* Requirement *
What is needed is an exact copy of all the records, written out in full.

*** Input records ***

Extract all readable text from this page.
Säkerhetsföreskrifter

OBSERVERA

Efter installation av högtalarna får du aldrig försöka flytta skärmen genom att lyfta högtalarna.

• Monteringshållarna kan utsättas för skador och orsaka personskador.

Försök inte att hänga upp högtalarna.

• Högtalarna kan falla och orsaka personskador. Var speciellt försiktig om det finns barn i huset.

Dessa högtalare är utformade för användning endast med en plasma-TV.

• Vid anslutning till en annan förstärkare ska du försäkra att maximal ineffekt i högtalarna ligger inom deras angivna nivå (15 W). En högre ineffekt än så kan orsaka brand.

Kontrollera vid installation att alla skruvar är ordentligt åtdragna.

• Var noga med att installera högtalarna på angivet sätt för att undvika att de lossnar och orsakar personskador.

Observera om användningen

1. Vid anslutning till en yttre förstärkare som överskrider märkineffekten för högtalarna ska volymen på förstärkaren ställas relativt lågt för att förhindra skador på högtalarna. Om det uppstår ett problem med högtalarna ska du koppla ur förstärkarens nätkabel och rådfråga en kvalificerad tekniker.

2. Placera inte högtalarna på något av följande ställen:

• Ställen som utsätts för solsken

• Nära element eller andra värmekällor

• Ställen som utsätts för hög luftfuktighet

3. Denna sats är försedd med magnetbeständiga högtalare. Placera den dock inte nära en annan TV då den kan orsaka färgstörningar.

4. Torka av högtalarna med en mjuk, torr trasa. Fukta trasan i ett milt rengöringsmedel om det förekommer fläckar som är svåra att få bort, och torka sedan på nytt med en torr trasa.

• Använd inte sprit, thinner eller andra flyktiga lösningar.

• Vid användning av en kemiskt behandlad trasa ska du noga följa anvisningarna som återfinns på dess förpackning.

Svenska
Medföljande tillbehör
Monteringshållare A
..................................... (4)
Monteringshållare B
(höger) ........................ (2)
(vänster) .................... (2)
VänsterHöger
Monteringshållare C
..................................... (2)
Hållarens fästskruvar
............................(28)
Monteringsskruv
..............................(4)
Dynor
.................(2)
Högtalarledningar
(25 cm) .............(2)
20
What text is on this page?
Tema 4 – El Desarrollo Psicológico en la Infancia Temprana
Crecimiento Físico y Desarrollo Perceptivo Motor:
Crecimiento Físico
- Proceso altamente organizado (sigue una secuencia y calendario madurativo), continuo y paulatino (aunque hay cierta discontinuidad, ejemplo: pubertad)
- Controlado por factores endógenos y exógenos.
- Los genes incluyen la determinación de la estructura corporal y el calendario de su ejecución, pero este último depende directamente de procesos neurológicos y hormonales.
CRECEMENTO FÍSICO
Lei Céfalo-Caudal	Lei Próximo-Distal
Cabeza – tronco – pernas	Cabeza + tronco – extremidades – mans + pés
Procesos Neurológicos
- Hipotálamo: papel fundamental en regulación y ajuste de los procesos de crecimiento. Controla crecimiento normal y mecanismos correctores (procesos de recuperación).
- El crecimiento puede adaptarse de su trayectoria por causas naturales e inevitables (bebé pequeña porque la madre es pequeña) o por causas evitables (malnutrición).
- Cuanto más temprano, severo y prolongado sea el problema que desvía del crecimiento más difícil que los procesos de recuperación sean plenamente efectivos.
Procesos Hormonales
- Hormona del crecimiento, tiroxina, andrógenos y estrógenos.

*** End of Input records ***

* Solution below *
Extract all readable text from this page.
Säkerhetsföreskrifter

OBSERVERA

Efter installation av högtalarna får du aldrig försöka flytta skärmen genom att lyfta högtalarna.

• Monteringshållarna kan utsättas för skador och orsaka personskador.

Försök inte att hänga upp högtalarna.

• Högtalarna kan falla och orsaka personskador. Var speciellt försiktig om det finns barn i huset.

Dessa högtalare är utformade för användning endast med en plasma-TV.

• Vid anslutning till en annan förstärkare ska du försäkra att maximal ineffekt i högtalarna ligger inom deras angivna nivå (15 W). En högre ineffekt än så kan orsaka brand.

Kontrollera vid installation att alla skruvar är ordentligt åtdragna.

• Var noga med att installera högtalarna på angivet sätt för att undvika att de lossnar och orsakar personskador.

Observera om användningen

1. Vid anslutning till en yttre förstärkare som överskrider märkineffekten för högtalarna ska volymen på förstärkaren ställas relativt lågt för att förhindra skador på högtalarna. Om det uppstår ett problem med högtalarna ska du koppla ur förstärkarens nätkabel och rådfråga en kvalificerad tekniker.

2. Placera inte högtalarna på något av följande ställen:

• Ställen som utsätts för solsken

• Nära element eller andra värmekällor

• Ställen som utsätts för hög luftfuktighet

3. Denna sats är försedd med magnetbeständiga högtalare. Placera den dock inte nära en annan TV då den kan orsaka färgstörningar.

4. Torka av högtalarna med en mjuk, torr trasa. Fukta trasan i ett milt rengöringsmedel om det förekommer fläckar som är svåra att få bort, och torka sedan på nytt med en torr trasa.

• Använd inte sprit, thinner eller andra flyktiga lösningar.

• Vid användning av en kemiskt behandlad trasa ska du noga följa anvisningarna som återfinns på dess förpackning.

Svenska
Medföljande tillbehör
Monteringshållare A
..................................... (4)
Monteringshållare B
(höger) ........................ (2)
(vänster) .................... (2)
VänsterHöger
Monteringshållare C
..................................... (2)
Hållarens fästskruvar
............................(28)
Monteringsskruv
..............................(4)
Dynor
.................(2)
Högtalarledningar
(25 cm) .............(2)
20
What text is on this page?
Tema 4 – El Desarrollo Psicológico en la Infancia Temprana
Crecimiento Físico y Desarrollo Perceptivo Motor:
Crecimiento Físico
- Proceso altamente organizado (sigue una secuencia y calendario madurativo), continuo y paulatino (aunque hay cierta discontinuidad, ejemplo: pubertad)
- Controlado por factores endógenos y exógenos.
- Los genes incluyen la determinación de la estructura corporal y el calendario de su ejecución, pero este último depende directamente de procesos neurológicos y hormonales.
CRECEMENTO FÍSICO
Lei Céfalo-Caudal	Lei Próximo-Distal
Cabeza – tronco – pernas	Cabeza + tronco – extremidades – mans + pés
Procesos Neurológicos
- Hipotálamo: papel fundamental en regulación y ajuste de los procesos de crecimiento. Controla crecimiento normal y mecanismos correctores (procesos de recuperación).
- El crecimiento puede adaptarse de su trayectoria por causas naturales e inevitables (bebé pequeña porque la madre es pequeña) o por causas evitables (malnutrición).
- Cuanto más temprano, severo y prolongado sea el problema que desvía del crecimiento más difícil que los procesos de recuperación sean plenamente efectivos.
Procesos Hormonales
- Hormona del crecimiento, tiroxina, andrógenos y estrógenos.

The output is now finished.